## [WHAT THE EXERCISE ASKS]
Every entry must be duplicated precisely as written.

## [INPUT MATERIAL]
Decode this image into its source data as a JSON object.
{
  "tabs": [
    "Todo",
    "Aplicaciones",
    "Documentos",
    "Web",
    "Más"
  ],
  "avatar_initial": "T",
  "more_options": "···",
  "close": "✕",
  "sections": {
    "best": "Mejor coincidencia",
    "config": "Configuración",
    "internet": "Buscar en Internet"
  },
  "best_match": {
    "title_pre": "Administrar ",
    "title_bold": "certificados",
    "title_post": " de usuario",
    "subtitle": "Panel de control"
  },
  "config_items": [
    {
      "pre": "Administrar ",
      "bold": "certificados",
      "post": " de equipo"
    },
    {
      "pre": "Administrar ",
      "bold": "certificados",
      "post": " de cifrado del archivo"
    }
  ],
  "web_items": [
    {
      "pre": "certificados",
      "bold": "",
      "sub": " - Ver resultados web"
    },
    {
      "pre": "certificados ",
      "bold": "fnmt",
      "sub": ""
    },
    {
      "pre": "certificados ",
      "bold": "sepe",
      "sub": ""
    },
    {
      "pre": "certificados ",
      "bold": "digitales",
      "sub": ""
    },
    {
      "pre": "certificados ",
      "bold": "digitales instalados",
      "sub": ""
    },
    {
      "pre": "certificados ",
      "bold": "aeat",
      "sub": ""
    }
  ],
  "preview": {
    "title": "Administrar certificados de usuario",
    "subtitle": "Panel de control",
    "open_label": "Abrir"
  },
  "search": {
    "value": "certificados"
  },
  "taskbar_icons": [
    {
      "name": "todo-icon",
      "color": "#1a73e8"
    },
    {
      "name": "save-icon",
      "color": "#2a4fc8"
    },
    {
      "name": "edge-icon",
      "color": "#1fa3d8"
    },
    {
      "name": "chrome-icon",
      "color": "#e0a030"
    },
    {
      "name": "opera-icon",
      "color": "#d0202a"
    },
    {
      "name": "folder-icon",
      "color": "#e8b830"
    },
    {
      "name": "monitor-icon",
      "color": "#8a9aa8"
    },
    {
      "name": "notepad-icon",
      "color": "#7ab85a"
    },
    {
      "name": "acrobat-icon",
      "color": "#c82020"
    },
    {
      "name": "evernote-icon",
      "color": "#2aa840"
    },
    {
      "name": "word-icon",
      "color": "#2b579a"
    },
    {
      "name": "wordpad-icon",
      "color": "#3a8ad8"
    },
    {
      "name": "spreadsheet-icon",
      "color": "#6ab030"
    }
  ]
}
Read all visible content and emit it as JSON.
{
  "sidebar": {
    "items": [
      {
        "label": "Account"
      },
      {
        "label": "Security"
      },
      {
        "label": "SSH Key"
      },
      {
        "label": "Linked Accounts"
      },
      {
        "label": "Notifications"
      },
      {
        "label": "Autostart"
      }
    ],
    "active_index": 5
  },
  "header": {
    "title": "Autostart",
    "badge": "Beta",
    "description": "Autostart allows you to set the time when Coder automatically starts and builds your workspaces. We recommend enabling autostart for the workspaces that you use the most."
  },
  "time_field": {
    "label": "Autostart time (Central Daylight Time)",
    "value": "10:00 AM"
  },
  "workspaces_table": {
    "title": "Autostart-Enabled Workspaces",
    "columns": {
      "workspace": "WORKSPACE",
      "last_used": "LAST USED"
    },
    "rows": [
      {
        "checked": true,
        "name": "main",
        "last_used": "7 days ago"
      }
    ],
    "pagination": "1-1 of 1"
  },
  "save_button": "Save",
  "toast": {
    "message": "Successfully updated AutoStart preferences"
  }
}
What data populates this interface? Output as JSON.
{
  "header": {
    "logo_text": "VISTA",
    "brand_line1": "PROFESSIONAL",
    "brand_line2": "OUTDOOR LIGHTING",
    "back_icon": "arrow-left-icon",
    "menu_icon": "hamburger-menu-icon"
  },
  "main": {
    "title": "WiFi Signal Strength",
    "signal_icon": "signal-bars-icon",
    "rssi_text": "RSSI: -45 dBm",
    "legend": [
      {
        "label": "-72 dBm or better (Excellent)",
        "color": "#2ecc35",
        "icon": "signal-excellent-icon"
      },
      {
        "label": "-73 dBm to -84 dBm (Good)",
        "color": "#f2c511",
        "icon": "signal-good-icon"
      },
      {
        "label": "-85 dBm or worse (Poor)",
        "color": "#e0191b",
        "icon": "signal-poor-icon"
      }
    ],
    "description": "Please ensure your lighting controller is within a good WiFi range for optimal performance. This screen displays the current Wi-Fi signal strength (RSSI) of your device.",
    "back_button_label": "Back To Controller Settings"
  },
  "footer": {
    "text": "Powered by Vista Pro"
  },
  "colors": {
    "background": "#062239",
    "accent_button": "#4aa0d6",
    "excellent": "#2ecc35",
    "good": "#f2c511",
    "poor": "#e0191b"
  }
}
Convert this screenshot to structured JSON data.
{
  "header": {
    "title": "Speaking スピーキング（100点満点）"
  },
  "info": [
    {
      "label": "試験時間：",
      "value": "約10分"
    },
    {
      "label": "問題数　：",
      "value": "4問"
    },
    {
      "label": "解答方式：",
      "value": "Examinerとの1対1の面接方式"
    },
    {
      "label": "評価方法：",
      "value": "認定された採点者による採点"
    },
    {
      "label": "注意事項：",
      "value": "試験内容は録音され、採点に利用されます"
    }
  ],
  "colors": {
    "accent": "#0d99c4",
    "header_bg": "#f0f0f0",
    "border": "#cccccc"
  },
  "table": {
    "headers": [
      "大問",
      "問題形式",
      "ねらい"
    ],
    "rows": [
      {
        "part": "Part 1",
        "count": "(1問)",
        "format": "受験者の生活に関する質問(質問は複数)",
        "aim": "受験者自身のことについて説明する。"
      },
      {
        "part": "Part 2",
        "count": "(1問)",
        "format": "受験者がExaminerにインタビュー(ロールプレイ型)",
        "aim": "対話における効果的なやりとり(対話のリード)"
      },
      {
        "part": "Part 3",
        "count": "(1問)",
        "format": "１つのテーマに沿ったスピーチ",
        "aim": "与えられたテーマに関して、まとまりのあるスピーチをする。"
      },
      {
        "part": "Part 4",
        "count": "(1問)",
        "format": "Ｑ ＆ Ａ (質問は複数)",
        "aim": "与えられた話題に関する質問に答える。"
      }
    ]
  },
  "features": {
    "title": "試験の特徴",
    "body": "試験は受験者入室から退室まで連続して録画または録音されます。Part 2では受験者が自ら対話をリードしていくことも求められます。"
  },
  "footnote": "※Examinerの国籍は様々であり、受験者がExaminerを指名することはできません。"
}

## [COMPLETE OUTPUT]
Decode this image into its source data as a JSON object.
{
  "tabs": [
    "Todo",
    "Aplicaciones",
    "Documentos",
    "Web",
    "Más"
  ],
  "avatar_initial": "T",
  "more_options": "···",
  "close": "✕",
  "sections": {
    "best": "Mejor coincidencia",
    "config": "Configuración",
    "internet": "Buscar en Internet"
  },
  "best_match": {
    "title_pre": "Administrar ",
    "title_bold": "certificados",
    "title_post": " de usuario",
    "subtitle": "Panel de control"
  },
  "config_items": [
    {
      "pre": "Administrar ",
      "bold": "certificados",
      "post": " de equipo"
    },
    {
      "pre": "Administrar ",
      "bold": "certificados",
      "post": " de cifrado del archivo"
    }
  ],
  "web_items": [
    {
      "pre": "certificados",
      "bold": "",
      "sub": " - Ver resultados web"
    },
    {
      "pre": "certificados ",
      "bold": "fnmt",
      "sub": ""
    },
    {
      "pre": "certificados ",
      "bold": "sepe",
      "sub": ""
    },
    {
      "pre": "certificados ",
      "bold": "digitales",
      "sub": ""
    },
    {
      "pre": "certificados ",
      "bold": "digitales instalados",
      "sub": ""
    },
    {
      "pre": "certificados ",
      "bold": "aeat",
      "sub": ""
    }
  ],
  "preview": {
    "title": "Administrar certificados de usuario",
    "subtitle": "Panel de control",
    "open_label": "Abrir"
  },
  "search": {
    "value": "certificados"
  },
  "taskbar_icons": [
    {
      "name": "todo-icon",
      "color": "#1a73e8"
    },
    {
      "name": "save-icon",
      "color": "#2a4fc8"
    },
    {
      "name": "edge-icon",
      "color": "#1fa3d8"
    },
    {
      "name": "chrome-icon",
      "color": "#e0a030"
    },
    {
      "name": "opera-icon",
      "color": "#d0202a"
    },
    {
      "name": "folder-icon",
      "color": "#e8b830"
    },
    {
      "name": "monitor-icon",
      "color": "#8a9aa8"
    },
    {
      "name": "notepad-icon",
      "color": "#7ab85a"
    },
    {
      "name": "acrobat-icon",
      "color": "#c82020"
    },
    {
      "name": "evernote-icon",
      "color": "#2aa840"
    },
    {
      "name": "word-icon",
      "color": "#2b579a"
    },
    {
      "name": "wordpad-icon",
      "color": "#3a8ad8"
    },
    {
      "name": "spreadsheet-icon",
      "color": "#6ab030"
    }
  ]
}
Read all visible content and emit it as JSON.
{
  "sidebar": {
    "items": [
      {
        "label": "Account"
      },
      {
        "label": "Security"
      },
      {
        "label": "SSH Key"
      },
      {
        "label": "Linked Accounts"
      },
      {
        "label": "Notifications"
      },
      {
        "label": "Autostart"
      }
    ],
    "active_index": 5
  },
  "header": {
    "title": "Autostart",
    "badge": "Beta",
    "description": "Autostart allows you to set the time when Coder automatically starts and builds your workspaces. We recommend enabling autostart for the workspaces that you use the most."
  },
  "time_field": {
    "label": "Autostart time (Central Daylight Time)",
    "value": "10:00 AM"
  },
  "workspaces_table": {
    "title": "Autostart-Enabled Workspaces",
    "columns": {
      "workspace": "WORKSPACE",
      "last_used": "LAST USED"
    },
    "rows": [
      {
        "checked": true,
        "name": "main",
        "last_used": "7 days ago"
      }
    ],
    "pagination": "1-1 of 1"
  },
  "save_button": "Save",
  "toast": {
    "message": "Successfully updated AutoStart preferences"
  }
}
What data populates this interface? Output as JSON.
{
  "header": {
    "logo_text": "VISTA",
    "brand_line1": "PROFESSIONAL",
    "brand_line2": "OUTDOOR LIGHTING",
    "back_icon": "arrow-left-icon",
    "menu_icon": "hamburger-menu-icon"
  },
  "main": {
    "title": "WiFi Signal Strength",
    "signal_icon": "signal-bars-icon",
    "rssi_text": "RSSI: -45 dBm",
    "legend": [
      {
        "label": "-72 dBm or better (Excellent)",
        "color": "#2ecc35",
        "icon": "signal-excellent-icon"
      },
      {
        "label": "-73 dBm to -84 dBm (Good)",
        "color": "#f2c511",
        "icon": "signal-good-icon"
      },
      {
        "label": "-85 dBm or worse (Poor)",
        "color": "#e0191b",
        "icon": "signal-poor-icon"
      }
    ],
    "description": "Please ensure your lighting controller is within a good WiFi range for optimal performance. This screen displays the current Wi-Fi signal strength (RSSI) of your device.",
    "back_button_label": "Back To Controller Settings"
  },
  "footer": {
    "text": "Powered by Vista Pro"
  },
  "colors": {
    "background": "#062239",
    "accent_button": "#4aa0d6",
    "excellent": "#2ecc35",
    "good": "#f2c511",
    "poor": "#e0191b"
  }
}
Convert this screenshot to structured JSON data.
{
  "header": {
    "title": "Speaking スピーキング（100点満点）"
  },
  "info": [
    {
      "label": "試験時間：",
      "value": "約10分"
    },
    {
      "label": "問題数　：",
      "value": "4問"
    },
    {
      "label": "解答方式：",
      "value": "Examinerとの1対1の面接方式"
    },
    {
      "label": "評価方法：",
      "value": "認定された採点者による採点"
    },
    {
      "label": "注意事項：",
      "value": "試験内容は録音され、採点に利用されます"
    }
  ],
  "colors": {
    "accent": "#0d99c4",
    "header_bg": "#f0f0f0",
    "border": "#cccccc"
  },
  "table": {
    "headers": [
      "大問",
      "問題形式",
      "ねらい"
    ],
    "rows": [
      {
        "part": "Part 1",
        "count": "(1問)",
        "format": "受験者の生活に関する質問(質問は複数)",
        "aim": "受験者自身のことについて説明する。"
      },
      {
        "part": "Part 2",
        "count": "(1問)",
        "format": "受験者がExaminerにインタビュー(ロールプレイ型)",
        "aim": "対話における効果的なやりとり(対話のリード)"
      },
      {
        "part": "Part 3",
        "count": "(1問)",
        "format": "１つのテーマに沿ったスピーチ",
        "aim": "与えられたテーマに関して、まとまりのあるスピーチをする。"
      },
      {
        "part": "Part 4",
        "count": "(1問)",
        "format": "Ｑ ＆ Ａ (質問は複数)",
        "aim": "与えられた話題に関する質問に答える。"
      }
    ]
  },
  "features": {
    "title": "試験の特徴",
    "body": "試験は受験者入室から退室まで連続して録画または録音されます。Part 2では受験者が自ら対話をリードしていくことも求められます。"
  },
  "footnote": "※Examinerの国籍は様々であり、受験者がExaminerを指名することはできません。"
}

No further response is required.